Dataset rows about figures

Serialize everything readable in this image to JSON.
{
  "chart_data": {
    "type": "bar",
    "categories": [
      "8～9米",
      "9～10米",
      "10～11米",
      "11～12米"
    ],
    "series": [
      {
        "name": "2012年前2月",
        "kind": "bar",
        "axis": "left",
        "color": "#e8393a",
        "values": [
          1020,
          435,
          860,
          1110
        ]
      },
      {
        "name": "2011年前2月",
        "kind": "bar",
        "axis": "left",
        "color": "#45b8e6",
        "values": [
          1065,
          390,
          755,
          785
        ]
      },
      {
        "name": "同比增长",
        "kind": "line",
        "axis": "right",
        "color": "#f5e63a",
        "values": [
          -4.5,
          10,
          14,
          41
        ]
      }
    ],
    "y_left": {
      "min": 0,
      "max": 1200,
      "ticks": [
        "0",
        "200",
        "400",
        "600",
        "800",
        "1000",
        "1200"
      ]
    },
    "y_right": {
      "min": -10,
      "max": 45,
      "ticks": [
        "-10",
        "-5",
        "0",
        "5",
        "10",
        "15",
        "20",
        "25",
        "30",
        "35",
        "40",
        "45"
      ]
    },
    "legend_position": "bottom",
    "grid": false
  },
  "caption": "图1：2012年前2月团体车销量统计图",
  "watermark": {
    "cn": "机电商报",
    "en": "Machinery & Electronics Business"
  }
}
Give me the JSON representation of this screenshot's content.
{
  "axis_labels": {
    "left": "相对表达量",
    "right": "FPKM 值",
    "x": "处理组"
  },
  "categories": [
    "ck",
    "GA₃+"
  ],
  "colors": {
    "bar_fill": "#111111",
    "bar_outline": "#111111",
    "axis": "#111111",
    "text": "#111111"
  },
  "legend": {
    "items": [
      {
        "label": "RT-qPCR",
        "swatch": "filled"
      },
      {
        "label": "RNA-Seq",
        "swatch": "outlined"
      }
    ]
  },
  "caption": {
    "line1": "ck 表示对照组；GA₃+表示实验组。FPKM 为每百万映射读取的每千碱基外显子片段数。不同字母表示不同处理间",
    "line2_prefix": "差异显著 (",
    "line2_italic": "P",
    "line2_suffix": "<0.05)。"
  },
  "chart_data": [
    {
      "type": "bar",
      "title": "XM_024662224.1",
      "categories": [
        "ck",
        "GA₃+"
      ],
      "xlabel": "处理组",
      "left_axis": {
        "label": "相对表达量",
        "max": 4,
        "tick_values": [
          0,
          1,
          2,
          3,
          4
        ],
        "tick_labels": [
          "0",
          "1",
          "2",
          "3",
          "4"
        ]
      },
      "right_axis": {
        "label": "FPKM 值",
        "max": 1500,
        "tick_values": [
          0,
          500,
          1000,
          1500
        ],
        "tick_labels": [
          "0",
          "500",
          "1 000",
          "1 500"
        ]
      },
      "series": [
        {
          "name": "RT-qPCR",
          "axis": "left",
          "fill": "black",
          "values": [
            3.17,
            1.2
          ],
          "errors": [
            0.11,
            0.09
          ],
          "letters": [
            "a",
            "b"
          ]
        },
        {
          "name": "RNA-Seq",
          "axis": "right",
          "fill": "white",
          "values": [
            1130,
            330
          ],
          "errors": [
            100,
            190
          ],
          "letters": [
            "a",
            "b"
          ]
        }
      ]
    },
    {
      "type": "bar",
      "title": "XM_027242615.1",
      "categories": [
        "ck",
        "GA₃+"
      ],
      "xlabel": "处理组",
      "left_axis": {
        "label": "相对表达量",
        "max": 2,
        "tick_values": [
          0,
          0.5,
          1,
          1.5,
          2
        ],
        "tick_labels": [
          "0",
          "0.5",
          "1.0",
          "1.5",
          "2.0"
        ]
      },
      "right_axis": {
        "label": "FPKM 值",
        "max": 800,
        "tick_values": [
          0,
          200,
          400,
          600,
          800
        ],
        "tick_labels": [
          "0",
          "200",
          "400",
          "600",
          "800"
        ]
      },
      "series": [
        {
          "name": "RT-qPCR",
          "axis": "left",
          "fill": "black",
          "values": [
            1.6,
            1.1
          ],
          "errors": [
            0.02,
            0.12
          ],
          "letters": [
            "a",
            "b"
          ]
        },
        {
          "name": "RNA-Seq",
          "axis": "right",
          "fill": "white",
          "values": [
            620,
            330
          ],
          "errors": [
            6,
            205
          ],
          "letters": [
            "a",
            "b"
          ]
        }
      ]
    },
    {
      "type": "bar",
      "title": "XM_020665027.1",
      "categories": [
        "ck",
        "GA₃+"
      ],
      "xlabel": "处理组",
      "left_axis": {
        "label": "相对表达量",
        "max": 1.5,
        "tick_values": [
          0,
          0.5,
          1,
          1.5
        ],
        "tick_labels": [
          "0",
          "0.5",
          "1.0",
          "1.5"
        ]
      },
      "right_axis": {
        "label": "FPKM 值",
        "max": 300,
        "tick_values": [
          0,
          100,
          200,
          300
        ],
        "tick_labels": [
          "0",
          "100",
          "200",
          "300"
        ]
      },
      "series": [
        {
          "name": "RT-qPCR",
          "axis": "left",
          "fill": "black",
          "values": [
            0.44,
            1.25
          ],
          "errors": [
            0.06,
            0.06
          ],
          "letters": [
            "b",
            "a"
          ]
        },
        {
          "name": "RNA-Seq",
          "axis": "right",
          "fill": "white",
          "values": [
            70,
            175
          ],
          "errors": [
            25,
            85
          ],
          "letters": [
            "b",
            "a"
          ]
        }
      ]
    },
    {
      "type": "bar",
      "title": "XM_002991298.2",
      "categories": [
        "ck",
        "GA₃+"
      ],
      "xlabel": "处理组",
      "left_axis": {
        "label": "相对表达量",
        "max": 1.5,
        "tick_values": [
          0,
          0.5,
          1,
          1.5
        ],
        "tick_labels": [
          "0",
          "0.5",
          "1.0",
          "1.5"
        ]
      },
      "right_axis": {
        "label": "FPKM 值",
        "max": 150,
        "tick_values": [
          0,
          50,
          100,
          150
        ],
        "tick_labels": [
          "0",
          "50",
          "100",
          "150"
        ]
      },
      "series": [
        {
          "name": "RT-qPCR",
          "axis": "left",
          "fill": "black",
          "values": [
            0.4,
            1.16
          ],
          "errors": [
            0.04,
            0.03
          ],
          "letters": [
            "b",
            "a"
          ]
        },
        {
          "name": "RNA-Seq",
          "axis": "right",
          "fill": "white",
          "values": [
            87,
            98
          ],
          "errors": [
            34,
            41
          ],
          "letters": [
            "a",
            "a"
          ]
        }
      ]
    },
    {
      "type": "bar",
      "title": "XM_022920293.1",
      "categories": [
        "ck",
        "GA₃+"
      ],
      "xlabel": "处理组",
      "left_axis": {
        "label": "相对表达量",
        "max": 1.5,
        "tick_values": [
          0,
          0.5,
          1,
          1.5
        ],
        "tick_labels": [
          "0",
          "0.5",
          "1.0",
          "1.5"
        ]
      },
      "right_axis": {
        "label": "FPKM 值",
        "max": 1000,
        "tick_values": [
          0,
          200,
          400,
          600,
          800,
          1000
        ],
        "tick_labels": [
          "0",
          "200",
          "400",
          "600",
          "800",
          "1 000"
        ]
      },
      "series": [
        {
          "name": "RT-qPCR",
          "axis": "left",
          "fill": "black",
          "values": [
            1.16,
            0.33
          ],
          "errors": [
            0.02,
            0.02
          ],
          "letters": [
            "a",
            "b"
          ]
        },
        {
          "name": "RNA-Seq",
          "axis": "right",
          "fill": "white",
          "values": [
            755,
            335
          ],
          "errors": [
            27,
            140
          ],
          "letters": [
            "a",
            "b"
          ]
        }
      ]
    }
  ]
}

Stated problem :: Restate all of the entries exactly, please.

Output for this exercise ::
Serialize everything readable in this image to JSON.
{
  "chart_data": {
    "type": "bar",
    "categories": [
      "8～9米",
      "9～10米",
      "10～11米",
      "11～12米"
    ],
    "series": [
      {
        "name": "2012年前2月",
        "kind": "bar",
        "axis": "left",
        "color": "#e8393a",
        "values": [
          1020,
          435,
          860,
          1110
        ]
      },
      {
        "name": "2011年前2月",
        "kind": "bar",
        "axis": "left",
        "color": "#45b8e6",
        "values": [
          1065,
          390,
          755,
          785
        ]
      },
      {
        "name": "同比增长",
        "kind": "line",
        "axis": "right",
        "color": "#f5e63a",
        "values": [
          -4.5,
          10,
          14,
          41
        ]
      }
    ],
    "y_left": {
      "min": 0,
      "max": 1200,
      "ticks": [
        "0",
        "200",
        "400",
        "600",
        "800",
        "1000",
        "1200"
      ]
    },
    "y_right": {
      "min": -10,
      "max": 45,
      "ticks": [
        "-10",
        "-5",
        "0",
        "5",
        "10",
        "15",
        "20",
        "25",
        "30",
        "35",
        "40",
        "45"
      ]
    },
    "legend_position": "bottom",
    "grid": false
  },
  "caption": "图1：2012年前2月团体车销量统计图",
  "watermark": {
    "cn": "机电商报",
    "en": "Machinery & Electronics Business"
  }
}
Give me the JSON representation of this screenshot's content.
{
  "axis_labels": {
    "left": "相对表达量",
    "right": "FPKM 值",
    "x": "处理组"
  },
  "categories": [
    "ck",
    "GA₃+"
  ],
  "colors": {
    "bar_fill": "#111111",
    "bar_outline": "#111111",
    "axis": "#111111",
    "text": "#111111"
  },
  "legend": {
    "items": [
      {
        "label": "RT-qPCR",
        "swatch": "filled"
      },
      {
        "label": "RNA-Seq",
        "swatch": "outlined"
      }
    ]
  },
  "caption": {
    "line1": "ck 表示对照组；GA₃+表示实验组。FPKM 为每百万映射读取的每千碱基外显子片段数。不同字母表示不同处理间",
    "line2_prefix": "差异显著 (",
    "line2_italic": "P",
    "line2_suffix": "<0.05)。"
  },
  "chart_data": [
    {
      "type": "bar",
      "title": "XM_024662224.1",
      "categories": [
        "ck",
        "GA₃+"
      ],
      "xlabel": "处理组",
      "left_axis": {
        "label": "相对表达量",
        "max": 4,
        "tick_values": [
          0,
          1,
          2,
          3,
          4
        ],
        "tick_labels": [
          "0",
          "1",
          "2",
          "3",
          "4"
        ]
      },
      "right_axis": {
        "label": "FPKM 值",
        "max": 1500,
        "tick_values": [
          0,
          500,
          1000,
          1500
        ],
        "tick_labels": [
          "0",
          "500",
          "1 000",
          "1 500"
        ]
      },
      "series": [
        {
          "name": "RT-qPCR",
          "axis": "left",
          "fill": "black",
          "values": [
            3.17,
            1.2
          ],
          "errors": [
            0.11,
            0.09
          ],
          "letters": [
            "a",
            "b"
          ]
        },
        {
          "name": "RNA-Seq",
          "axis": "right",
          "fill": "white",
          "values": [
            1130,
            330
          ],
          "errors": [
            100,
            190
          ],
          "letters": [
            "a",
            "b"
          ]
        }
      ]
    },
    {
      "type": "bar",
      "title": "XM_027242615.1",
      "categories": [
        "ck",
        "GA₃+"
      ],
      "xlabel": "处理组",
      "left_axis": {
        "label": "相对表达量",
        "max": 2,
        "tick_values": [
          0,
          0.5,
          1,
          1.5,
          2
        ],
        "tick_labels": [
          "0",
          "0.5",
          "1.0",
          "1.5",
          "2.0"
        ]
      },
      "right_axis": {
        "label": "FPKM 值",
        "max": 800,
        "tick_values": [
          0,
          200,
          400,
          600,
          800
        ],
        "tick_labels": [
          "0",
          "200",
          "400",
          "600",
          "800"
        ]
      },
      "series": [
        {
          "name": "RT-qPCR",
          "axis": "left",
          "fill": "black",
          "values": [
            1.6,
            1.1
          ],
          "errors": [
            0.02,
            0.12
          ],
          "letters": [
            "a",
            "b"
          ]
        },
        {
          "name": "RNA-Seq",
          "axis": "right",
          "fill": "white",
          "values": [
            620,
            330
          ],
          "errors": [
            6,
            205
          ],
          "letters": [
            "a",
            "b"
          ]
        }
      ]
    },
    {
      "type": "bar",
      "title": "XM_020665027.1",
      "categories": [
        "ck",
        "GA₃+"
      ],
      "xlabel": "处理组",
      "left_axis": {
        "label": "相对表达量",
        "max": 1.5,
        "tick_values": [
          0,
          0.5,
          1,
          1.5
        ],
        "tick_labels": [
          "0",
          "0.5",
          "1.0",
          "1.5"
        ]
      },
      "right_axis": {
        "label": "FPKM 值",
        "max": 300,
        "tick_values": [
          0,
          100,
          200,
          300
        ],
        "tick_labels": [
          "0",
          "100",
          "200",
          "300"
        ]
      },
      "series": [
        {
          "name": "RT-qPCR",
          "axis": "left",
          "fill": "black",
          "values": [
            0.44,
            1.25
          ],
          "errors": [
            0.06,
            0.06
          ],
          "letters": [
            "b",
            "a"
          ]
        },
        {
          "name": "RNA-Seq",
          "axis": "right",
          "fill": "white",
          "values": [
            70,
            175
          ],
          "errors": [
            25,
            85
          ],
          "letters": [
            "b",
            "a"
          ]
        }
      ]
    },
    {
      "type": "bar",
      "title": "XM_002991298.2",
      "categories": [
        "ck",
        "GA₃+"
      ],
      "xlabel": "处理组",
      "left_axis": {
        "label": "相对表达量",
        "max": 1.5,
        "tick_values": [
          0,
          0.5,
          1,
          1.5
        ],
        "tick_labels": [
          "0",
          "0.5",
          "1.0",
          "1.5"
        ]
      },
      "right_axis": {
        "label": "FPKM 值",
        "max": 150,
        "tick_values": [
          0,
          50,
          100,
          150
        ],
        "tick_labels": [
          "0",
          "50",
          "100",
          "150"
        ]
      },
      "series": [
        {
          "name": "RT-qPCR",
          "axis": "left",
          "fill": "black",
          "values": [
            0.4,
            1.16
          ],
          "errors": [
            0.04,
            0.03
          ],
          "letters": [
            "b",
            "a"
          ]
        },
        {
          "name": "RNA-Seq",
          "axis": "right",
          "fill": "white",
          "values": [
            87,
            98
          ],
          "errors": [
            34,
            41
          ],
          "letters": [
            "a",
            "a"
          ]
        }
      ]
    },
    {
      "type": "bar",
      "title": "XM_022920293.1",
      "categories": [
        "ck",
        "GA₃+"
      ],
      "xlabel": "处理组",
      "left_axis": {
        "label": "相对表达量",
        "max": 1.5,
        "tick_values": [
          0,
          0.5,
          1,
          1.5
        ],
        "tick_labels": [
          "0",
          "0.5",
          "1.0",
          "1.5"
        ]
      },
      "right_axis": {
        "label": "FPKM 值",
        "max": 1000,
        "tick_values": [
          0,
          200,
          400,
          600,
          800,
          1000
        ],
        "tick_labels": [
          "0",
          "200",
          "400",
          "600",
          "800",
          "1 000"
        ]
      },
      "series": [
        {
          "name": "RT-qPCR",
          "axis": "left",
          "fill": "black",
          "values": [
            1.16,
            0.33
          ],
          "errors": [
            0.02,
            0.02
          ],
          "letters": [
            "a",
            "b"
          ]
        },
        {
          "name": "RNA-Seq",
          "axis": "right",
          "fill": "white",
          "values": [
            755,
            335
          ],
          "errors": [
            27,
            140
          ],
          "letters": [
            "a",
            "b"
          ]
        }
      ]
    }
  ]
}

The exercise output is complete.